- Brief -
Output the data that follows exactly, line for line.

▼

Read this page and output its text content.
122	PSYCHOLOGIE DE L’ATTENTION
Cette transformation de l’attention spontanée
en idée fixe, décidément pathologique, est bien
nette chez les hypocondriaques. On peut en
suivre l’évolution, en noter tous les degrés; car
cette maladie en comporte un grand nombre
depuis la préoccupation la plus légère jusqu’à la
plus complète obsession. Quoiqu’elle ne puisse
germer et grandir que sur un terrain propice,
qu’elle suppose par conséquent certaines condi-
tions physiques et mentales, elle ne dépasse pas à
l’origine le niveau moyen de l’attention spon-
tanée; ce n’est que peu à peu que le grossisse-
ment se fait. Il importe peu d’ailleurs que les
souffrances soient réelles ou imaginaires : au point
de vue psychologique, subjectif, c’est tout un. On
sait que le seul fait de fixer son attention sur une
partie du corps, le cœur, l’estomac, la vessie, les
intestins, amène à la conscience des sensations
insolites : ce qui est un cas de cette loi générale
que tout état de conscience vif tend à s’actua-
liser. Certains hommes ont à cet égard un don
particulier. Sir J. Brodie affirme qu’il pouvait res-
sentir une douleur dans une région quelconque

▲

- Written solution -
Read this page and output its text content.
122	PSYCHOLOGIE DE L’ATTENTION
Cette transformation de l’attention spontanée
en idée fixe, décidément pathologique, est bien
nette chez les hypocondriaques. On peut en
suivre l’évolution, en noter tous les degrés; car
cette maladie en comporte un grand nombre
depuis la préoccupation la plus légère jusqu’à la
plus complète obsession. Quoiqu’elle ne puisse
germer et grandir que sur un terrain propice,
qu’elle suppose par conséquent certaines condi-
tions physiques et mentales, elle ne dépasse pas à
l’origine le niveau moyen de l’attention spon-
tanée; ce n’est que peu à peu que le grossisse-
ment se fait. Il importe peu d’ailleurs que les
souffrances soient réelles ou imaginaires : au point
de vue psychologique, subjectif, c’est tout un. On
sait que le seul fait de fixer son attention sur une
partie du corps, le cœur, l’estomac, la vessie, les
intestins, amène à la conscience des sensations
insolites : ce qui est un cas de cette loi générale
que tout état de conscience vif tend à s’actua-
liser. Certains hommes ont à cet égard un don
particulier. Sir J. Brodie affirme qu’il pouvait res-
sentir une douleur dans une région quelconque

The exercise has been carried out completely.